### TASK
Reproduce every line in the listing that contains the word "page".

### Dataset items
━━━━━━━━━━━━━━━━━━━━━━━━━━━━━━

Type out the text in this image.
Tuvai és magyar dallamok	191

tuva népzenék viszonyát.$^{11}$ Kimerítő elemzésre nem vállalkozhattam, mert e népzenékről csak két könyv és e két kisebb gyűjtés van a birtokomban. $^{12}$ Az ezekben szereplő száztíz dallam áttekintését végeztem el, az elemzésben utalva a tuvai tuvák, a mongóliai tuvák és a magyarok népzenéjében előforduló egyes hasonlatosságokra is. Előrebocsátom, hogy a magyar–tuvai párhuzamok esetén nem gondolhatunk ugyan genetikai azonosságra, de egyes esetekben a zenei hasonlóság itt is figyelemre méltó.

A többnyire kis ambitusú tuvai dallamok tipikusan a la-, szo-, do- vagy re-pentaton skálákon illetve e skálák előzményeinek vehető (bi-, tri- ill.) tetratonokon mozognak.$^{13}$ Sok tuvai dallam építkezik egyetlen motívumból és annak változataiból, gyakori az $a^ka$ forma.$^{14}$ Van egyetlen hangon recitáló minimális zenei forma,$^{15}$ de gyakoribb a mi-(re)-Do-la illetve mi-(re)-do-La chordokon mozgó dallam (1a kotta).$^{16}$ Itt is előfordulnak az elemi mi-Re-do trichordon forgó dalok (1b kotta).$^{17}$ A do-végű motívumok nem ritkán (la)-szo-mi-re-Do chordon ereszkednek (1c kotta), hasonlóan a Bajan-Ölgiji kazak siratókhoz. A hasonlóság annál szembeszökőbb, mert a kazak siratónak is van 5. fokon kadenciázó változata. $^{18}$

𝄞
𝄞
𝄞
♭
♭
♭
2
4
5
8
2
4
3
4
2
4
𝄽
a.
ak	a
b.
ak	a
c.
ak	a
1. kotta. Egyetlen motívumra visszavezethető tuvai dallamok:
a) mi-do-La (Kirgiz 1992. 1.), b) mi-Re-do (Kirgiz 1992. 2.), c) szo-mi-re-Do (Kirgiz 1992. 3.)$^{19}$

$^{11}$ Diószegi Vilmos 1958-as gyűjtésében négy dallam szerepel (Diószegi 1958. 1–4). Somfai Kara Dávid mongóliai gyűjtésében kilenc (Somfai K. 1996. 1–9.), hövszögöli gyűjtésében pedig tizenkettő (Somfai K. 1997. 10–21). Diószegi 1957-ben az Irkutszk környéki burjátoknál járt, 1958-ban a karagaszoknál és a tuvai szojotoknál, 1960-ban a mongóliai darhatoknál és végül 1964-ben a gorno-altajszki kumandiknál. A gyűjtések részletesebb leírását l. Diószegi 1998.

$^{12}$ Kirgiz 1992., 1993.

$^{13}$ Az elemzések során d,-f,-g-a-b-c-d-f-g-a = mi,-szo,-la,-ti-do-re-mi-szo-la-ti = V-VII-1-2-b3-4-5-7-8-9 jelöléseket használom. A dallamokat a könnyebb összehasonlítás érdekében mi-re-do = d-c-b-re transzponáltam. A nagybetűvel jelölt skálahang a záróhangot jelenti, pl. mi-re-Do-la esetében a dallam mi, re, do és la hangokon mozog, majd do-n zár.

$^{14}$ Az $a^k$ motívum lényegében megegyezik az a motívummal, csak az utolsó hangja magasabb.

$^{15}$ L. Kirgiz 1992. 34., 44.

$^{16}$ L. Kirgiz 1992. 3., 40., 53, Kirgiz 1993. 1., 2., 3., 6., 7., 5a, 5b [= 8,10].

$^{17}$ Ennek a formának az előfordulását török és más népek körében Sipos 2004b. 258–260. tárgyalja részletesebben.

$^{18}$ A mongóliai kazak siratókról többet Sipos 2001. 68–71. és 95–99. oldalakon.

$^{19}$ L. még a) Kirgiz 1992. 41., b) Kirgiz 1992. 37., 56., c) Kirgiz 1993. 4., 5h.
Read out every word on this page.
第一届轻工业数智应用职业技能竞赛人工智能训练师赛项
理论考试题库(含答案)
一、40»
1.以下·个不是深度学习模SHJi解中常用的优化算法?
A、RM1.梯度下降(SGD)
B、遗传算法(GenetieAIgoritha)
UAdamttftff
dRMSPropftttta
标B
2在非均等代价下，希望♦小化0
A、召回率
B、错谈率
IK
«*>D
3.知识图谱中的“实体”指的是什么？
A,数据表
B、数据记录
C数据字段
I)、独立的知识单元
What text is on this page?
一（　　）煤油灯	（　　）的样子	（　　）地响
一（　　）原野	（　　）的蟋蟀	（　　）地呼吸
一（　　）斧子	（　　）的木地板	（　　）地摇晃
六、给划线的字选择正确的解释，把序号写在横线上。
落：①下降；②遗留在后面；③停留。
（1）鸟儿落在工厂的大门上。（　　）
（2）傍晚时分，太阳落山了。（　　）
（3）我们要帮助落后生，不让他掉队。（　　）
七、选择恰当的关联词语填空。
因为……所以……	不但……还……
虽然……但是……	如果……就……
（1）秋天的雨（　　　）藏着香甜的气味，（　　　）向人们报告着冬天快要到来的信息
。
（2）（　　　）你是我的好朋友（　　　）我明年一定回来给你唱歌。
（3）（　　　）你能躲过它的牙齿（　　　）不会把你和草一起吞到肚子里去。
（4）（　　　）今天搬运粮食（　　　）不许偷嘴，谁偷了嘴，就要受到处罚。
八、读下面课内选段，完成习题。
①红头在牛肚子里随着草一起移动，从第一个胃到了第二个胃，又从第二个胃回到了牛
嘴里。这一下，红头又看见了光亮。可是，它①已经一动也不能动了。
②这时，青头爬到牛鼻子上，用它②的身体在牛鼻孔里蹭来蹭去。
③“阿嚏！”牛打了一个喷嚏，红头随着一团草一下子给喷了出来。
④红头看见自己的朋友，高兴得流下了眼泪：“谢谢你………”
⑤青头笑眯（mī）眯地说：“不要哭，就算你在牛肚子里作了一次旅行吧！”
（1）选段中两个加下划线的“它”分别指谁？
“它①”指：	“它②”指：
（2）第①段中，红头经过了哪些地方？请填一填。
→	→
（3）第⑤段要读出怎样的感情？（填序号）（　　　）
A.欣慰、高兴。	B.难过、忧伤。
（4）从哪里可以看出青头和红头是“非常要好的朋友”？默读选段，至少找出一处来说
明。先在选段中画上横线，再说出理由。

━━━━━━━━━━━━━━━━━━━━━━━━━━━━━━

### CORRECT RESULT
Read out every word on this page.
What text is on this page?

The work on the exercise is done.